__What you need to do__
Isolate every line in the data with the string "period" and copy it.

[BEGIN Entries shown]

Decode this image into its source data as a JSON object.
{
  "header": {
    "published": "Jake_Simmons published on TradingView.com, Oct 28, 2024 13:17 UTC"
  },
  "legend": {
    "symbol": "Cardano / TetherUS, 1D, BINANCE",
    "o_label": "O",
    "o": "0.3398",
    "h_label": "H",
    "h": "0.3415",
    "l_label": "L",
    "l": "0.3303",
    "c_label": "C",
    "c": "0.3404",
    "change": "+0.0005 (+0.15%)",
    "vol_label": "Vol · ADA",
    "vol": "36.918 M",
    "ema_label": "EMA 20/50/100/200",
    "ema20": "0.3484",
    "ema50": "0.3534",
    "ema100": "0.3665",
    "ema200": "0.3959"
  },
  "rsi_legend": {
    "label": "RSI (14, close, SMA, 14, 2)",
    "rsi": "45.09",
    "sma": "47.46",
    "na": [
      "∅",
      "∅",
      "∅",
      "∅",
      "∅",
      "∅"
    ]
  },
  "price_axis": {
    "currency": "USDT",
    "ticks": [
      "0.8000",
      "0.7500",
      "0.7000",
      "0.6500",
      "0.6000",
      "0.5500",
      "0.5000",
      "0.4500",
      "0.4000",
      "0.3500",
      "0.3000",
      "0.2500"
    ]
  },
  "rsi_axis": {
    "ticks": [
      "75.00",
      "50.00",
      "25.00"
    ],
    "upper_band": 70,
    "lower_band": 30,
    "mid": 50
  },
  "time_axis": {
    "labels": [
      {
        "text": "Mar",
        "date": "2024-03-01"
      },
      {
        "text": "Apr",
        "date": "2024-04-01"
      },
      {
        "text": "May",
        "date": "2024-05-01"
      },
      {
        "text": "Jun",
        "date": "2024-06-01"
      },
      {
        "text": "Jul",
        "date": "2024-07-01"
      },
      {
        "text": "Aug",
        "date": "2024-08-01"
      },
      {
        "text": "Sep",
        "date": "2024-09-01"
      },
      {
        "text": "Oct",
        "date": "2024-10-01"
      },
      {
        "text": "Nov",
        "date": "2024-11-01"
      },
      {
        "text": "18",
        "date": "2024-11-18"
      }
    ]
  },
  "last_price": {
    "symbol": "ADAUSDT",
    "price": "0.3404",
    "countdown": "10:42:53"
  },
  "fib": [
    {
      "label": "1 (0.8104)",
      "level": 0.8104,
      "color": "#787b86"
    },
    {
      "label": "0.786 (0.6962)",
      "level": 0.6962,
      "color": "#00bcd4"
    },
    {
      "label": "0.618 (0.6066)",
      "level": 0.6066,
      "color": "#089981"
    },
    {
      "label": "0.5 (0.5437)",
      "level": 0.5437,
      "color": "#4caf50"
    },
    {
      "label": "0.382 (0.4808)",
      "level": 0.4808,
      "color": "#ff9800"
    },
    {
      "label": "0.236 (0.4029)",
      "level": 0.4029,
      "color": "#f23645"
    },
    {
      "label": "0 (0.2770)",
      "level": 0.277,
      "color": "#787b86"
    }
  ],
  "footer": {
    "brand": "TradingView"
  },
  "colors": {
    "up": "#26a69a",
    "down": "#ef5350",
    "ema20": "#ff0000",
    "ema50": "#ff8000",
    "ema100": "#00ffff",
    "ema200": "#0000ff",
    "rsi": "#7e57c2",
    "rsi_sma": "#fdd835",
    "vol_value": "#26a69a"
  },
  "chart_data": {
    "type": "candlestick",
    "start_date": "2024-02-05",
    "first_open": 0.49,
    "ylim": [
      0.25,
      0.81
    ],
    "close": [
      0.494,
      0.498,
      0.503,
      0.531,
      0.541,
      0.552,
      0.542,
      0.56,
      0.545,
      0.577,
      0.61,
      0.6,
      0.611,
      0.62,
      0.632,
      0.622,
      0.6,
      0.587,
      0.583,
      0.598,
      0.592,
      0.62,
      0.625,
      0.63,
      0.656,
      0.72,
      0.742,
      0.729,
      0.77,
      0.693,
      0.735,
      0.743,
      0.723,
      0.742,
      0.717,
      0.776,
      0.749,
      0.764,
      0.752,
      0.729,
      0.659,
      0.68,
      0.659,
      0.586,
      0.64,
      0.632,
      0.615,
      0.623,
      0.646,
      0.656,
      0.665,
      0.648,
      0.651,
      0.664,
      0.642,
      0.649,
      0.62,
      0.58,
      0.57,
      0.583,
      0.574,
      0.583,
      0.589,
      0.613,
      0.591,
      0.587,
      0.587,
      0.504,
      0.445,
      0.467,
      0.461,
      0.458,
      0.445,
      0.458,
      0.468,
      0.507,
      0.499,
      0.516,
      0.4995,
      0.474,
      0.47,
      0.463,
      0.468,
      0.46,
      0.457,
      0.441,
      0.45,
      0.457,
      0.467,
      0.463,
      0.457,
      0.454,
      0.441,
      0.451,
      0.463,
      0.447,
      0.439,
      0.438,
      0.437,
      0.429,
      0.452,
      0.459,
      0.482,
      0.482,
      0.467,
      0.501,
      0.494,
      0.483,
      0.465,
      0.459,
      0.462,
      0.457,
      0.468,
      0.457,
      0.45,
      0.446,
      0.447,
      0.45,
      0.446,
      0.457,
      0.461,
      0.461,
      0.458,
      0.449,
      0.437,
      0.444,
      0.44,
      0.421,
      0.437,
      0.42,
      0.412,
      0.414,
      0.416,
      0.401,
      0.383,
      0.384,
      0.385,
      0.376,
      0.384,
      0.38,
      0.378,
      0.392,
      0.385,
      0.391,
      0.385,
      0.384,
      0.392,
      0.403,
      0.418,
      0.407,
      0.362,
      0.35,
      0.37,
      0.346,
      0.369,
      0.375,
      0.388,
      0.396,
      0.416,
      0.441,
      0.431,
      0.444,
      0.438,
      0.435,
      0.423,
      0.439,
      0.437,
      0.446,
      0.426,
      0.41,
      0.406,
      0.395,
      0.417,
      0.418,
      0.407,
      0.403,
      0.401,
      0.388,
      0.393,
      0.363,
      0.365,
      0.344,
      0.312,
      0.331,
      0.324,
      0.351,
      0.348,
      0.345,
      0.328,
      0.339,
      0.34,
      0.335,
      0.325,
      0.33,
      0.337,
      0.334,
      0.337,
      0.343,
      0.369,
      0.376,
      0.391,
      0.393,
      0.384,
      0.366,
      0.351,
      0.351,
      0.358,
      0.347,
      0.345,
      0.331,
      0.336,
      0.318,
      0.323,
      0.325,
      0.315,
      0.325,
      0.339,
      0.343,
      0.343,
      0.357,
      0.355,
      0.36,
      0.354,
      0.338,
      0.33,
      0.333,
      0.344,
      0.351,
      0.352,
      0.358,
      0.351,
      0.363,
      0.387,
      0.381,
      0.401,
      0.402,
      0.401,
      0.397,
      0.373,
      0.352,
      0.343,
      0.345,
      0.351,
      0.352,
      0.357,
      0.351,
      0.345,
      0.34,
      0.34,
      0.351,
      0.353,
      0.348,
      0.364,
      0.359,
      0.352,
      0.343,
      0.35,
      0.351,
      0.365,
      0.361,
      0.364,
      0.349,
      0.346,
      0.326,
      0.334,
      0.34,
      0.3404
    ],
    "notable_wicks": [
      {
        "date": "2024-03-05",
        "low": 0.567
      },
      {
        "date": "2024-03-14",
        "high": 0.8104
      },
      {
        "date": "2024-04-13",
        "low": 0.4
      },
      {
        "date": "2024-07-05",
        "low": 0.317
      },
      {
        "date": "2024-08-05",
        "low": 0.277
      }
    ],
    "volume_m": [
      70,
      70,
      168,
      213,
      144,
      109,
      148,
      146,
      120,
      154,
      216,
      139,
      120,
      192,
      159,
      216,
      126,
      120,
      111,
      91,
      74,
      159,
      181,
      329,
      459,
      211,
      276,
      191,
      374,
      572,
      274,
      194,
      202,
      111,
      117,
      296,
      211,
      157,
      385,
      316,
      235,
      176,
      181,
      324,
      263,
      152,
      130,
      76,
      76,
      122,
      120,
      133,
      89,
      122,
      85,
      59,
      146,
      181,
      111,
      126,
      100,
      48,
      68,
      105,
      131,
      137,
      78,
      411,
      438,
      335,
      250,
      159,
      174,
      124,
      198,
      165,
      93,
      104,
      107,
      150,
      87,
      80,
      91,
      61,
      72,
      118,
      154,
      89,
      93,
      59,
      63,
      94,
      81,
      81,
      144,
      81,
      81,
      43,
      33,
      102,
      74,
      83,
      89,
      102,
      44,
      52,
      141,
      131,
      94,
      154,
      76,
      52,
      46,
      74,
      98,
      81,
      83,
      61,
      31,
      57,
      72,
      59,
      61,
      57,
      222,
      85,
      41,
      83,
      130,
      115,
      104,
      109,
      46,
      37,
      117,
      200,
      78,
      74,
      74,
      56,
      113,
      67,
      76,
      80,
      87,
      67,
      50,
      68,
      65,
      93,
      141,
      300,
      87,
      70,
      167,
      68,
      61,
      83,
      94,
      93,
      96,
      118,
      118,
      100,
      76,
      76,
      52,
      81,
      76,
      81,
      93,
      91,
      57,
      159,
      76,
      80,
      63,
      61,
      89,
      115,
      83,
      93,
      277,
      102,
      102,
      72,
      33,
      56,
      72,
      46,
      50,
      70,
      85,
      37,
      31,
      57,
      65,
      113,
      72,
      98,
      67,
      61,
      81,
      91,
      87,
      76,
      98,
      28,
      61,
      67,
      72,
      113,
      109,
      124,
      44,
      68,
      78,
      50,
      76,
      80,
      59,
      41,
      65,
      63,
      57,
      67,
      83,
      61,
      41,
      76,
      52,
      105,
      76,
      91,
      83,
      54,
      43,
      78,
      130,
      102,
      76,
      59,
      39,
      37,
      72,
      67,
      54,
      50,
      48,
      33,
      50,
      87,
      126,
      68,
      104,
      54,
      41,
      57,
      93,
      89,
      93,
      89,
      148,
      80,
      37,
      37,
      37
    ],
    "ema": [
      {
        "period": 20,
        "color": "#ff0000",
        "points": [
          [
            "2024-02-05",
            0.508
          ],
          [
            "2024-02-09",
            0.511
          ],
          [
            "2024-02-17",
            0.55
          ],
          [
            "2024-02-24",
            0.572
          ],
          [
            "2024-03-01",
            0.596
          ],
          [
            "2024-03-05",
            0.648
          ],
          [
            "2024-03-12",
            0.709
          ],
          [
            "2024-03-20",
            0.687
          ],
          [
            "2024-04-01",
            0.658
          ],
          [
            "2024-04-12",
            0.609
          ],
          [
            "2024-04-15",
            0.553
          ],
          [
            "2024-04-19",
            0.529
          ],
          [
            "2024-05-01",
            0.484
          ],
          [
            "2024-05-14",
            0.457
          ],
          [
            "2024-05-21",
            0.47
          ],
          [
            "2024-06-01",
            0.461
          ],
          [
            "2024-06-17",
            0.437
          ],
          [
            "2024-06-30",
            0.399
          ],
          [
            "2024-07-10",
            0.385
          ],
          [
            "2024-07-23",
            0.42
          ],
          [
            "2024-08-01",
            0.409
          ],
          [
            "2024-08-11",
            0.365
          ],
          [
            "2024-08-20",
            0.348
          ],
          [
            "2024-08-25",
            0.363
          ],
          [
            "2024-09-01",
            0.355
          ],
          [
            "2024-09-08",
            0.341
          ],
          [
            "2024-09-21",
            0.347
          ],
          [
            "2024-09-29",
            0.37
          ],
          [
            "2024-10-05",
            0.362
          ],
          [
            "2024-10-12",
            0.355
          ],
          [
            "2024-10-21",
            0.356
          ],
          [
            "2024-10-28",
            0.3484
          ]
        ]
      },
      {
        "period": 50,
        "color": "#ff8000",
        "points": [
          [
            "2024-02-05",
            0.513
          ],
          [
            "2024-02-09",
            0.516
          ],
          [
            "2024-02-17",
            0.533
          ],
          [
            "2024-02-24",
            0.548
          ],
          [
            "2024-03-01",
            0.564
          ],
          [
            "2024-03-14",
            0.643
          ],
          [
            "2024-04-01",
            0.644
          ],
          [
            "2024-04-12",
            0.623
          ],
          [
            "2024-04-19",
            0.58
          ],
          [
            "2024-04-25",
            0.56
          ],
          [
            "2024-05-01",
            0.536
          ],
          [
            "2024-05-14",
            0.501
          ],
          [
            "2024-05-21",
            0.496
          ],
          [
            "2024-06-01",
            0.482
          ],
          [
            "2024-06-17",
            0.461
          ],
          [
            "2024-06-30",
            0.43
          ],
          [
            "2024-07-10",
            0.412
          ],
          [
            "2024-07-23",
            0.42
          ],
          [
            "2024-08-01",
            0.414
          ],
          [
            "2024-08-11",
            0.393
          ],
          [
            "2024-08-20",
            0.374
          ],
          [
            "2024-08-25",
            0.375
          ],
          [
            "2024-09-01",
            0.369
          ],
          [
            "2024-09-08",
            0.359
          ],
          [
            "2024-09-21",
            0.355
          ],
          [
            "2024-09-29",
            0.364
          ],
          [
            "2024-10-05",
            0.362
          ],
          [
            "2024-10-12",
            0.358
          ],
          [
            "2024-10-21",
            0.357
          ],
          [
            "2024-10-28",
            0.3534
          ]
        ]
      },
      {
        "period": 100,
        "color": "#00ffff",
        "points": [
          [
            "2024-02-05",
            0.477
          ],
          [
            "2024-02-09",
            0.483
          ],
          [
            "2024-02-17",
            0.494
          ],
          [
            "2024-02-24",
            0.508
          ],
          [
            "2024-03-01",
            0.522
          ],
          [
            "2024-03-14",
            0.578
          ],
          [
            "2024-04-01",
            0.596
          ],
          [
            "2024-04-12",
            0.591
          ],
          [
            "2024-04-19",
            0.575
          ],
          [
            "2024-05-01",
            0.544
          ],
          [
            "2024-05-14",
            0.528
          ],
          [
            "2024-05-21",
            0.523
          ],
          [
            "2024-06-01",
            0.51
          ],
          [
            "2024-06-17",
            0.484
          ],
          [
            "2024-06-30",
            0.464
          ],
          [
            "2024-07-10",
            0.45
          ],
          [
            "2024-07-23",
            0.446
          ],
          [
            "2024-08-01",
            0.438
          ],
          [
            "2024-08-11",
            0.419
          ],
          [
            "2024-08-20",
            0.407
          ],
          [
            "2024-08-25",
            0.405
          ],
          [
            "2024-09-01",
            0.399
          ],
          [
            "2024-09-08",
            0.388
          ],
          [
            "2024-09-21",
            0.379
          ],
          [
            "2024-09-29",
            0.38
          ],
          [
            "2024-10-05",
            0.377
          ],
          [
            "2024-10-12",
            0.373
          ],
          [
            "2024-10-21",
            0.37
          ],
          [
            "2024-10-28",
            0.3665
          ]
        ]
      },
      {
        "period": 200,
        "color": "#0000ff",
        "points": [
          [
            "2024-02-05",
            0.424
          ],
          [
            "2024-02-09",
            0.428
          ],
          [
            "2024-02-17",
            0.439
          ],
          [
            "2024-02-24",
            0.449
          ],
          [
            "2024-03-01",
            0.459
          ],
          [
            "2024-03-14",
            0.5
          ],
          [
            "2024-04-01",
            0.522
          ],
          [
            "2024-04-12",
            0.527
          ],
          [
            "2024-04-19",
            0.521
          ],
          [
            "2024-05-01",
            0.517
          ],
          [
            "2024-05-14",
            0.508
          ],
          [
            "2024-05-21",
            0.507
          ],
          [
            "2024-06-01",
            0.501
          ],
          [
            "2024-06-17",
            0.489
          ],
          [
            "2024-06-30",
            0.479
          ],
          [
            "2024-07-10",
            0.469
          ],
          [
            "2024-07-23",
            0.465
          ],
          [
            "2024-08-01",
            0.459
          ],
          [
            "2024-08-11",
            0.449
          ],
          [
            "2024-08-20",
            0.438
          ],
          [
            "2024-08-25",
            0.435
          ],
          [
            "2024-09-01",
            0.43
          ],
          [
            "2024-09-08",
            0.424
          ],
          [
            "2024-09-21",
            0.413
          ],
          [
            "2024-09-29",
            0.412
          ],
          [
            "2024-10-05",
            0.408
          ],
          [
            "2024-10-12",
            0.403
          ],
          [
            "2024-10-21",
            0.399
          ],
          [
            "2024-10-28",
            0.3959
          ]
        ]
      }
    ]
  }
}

[END Entries shown]

__Response to this exercise__
        "period": 20,
        "period": 50,
        "period": 100,
        "period": 200,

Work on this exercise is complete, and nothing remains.